→ TASK TO CARRY OUT
Give the data below again exactly as written, without its pictures.

→ PROVIDED ENTRIES
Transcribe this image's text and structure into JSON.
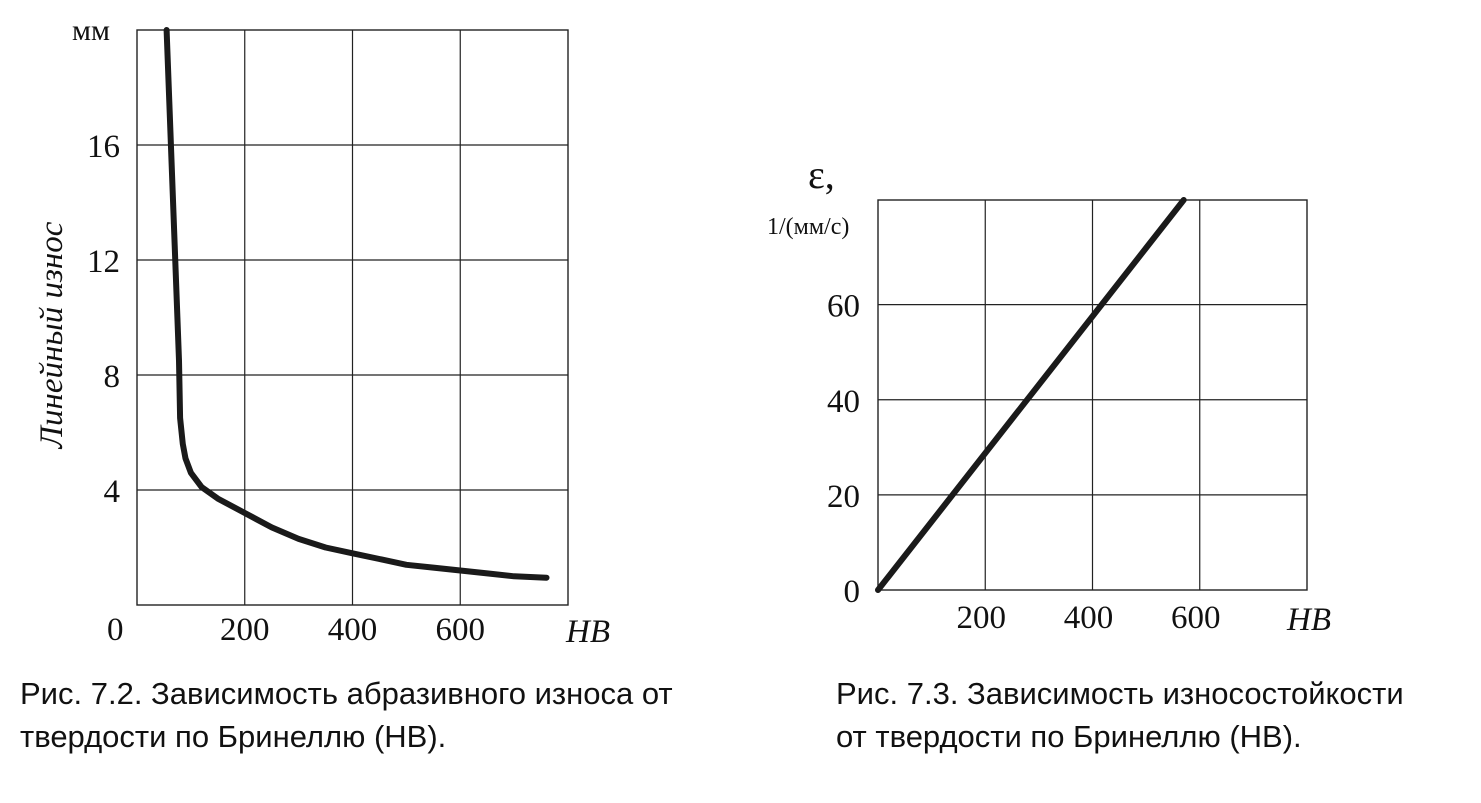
{
  "chart_data": [
    {
      "type": "line",
      "caption": [
        "Рис. 7.2. Зависимость абразивного износа от",
        "твердости по Бринеллю (HB)."
      ],
      "xlabel": "HB",
      "ylabel": "Линейный износ",
      "yunit": "мм",
      "xlim": [
        0,
        800
      ],
      "ylim": [
        0,
        20
      ],
      "xticks": [
        200,
        400,
        600
      ],
      "yticks": [
        4,
        8,
        12,
        16
      ],
      "origin_label": "0",
      "grid": true,
      "x": [
        55,
        60,
        65,
        70,
        75,
        78,
        80,
        85,
        90,
        100,
        120,
        150,
        200,
        250,
        300,
        350,
        400,
        450,
        500,
        550,
        600,
        650,
        700,
        760
      ],
      "y": [
        20.0,
        17.5,
        15.0,
        12.5,
        10.0,
        8.5,
        6.5,
        5.6,
        5.1,
        4.6,
        4.1,
        3.7,
        3.2,
        2.7,
        2.3,
        2.0,
        1.8,
        1.6,
        1.4,
        1.3,
        1.2,
        1.1,
        1.0,
        0.95
      ]
    },
    {
      "type": "line",
      "caption": [
        "Рис. 7.3. Зависимость износостойкости",
        "от твердости по Бринеллю (HB)."
      ],
      "xlabel": "HB",
      "ylabel": "ε,",
      "yunit": "1/(мм/с)",
      "xlim": [
        0,
        800
      ],
      "ylim": [
        0,
        82
      ],
      "xticks": [
        200,
        400,
        600
      ],
      "yticks": [
        0,
        20,
        40,
        60
      ],
      "grid": true,
      "x": [
        0,
        570
      ],
      "y": [
        0,
        82
      ]
    }
  ]
}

→ WORKED SOLUTION
Transcribe this image's text and structure into JSON.
{
  "chart_data": [
    {
      "type": "line",
      "caption": [
        "Рис. 7.2. Зависимость абразивного износа от",
        "твердости по Бринеллю (HB)."
      ],
      "xlabel": "HB",
      "ylabel": "Линейный износ",
      "yunit": "мм",
      "xlim": [
        0,
        800
      ],
      "ylim": [
        0,
        20
      ],
      "xticks": [
        200,
        400,
        600
      ],
      "yticks": [
        4,
        8,
        12,
        16
      ],
      "origin_label": "0",
      "grid": true,
      "x": [
        55,
        60,
        65,
        70,
        75,
        78,
        80,
        85,
        90,
        100,
        120,
        150,
        200,
        250,
        300,
        350,
        400,
        450,
        500,
        550,
        600,
        650,
        700,
        760
      ],
      "y": [
        20.0,
        17.5,
        15.0,
        12.5,
        10.0,
        8.5,
        6.5,
        5.6,
        5.1,
        4.6,
        4.1,
        3.7,
        3.2,
        2.7,
        2.3,
        2.0,
        1.8,
        1.6,
        1.4,
        1.3,
        1.2,
        1.1,
        1.0,
        0.95
      ]
    },
    {
      "type": "line",
      "caption": [
        "Рис. 7.3. Зависимость износостойкости",
        "от твердости по Бринеллю (HB)."
      ],
      "xlabel": "HB",
      "ylabel": "ε,",
      "yunit": "1/(мм/с)",
      "xlim": [
        0,
        800
      ],
      "ylim": [
        0,
        82
      ],
      "xticks": [
        200,
        400,
        600
      ],
      "yticks": [
        0,
        20,
        40,
        60
      ],
      "grid": true,
      "x": [
        0,
        570
      ],
      "y": [
        0,
        82
      ]
    }
  ]
}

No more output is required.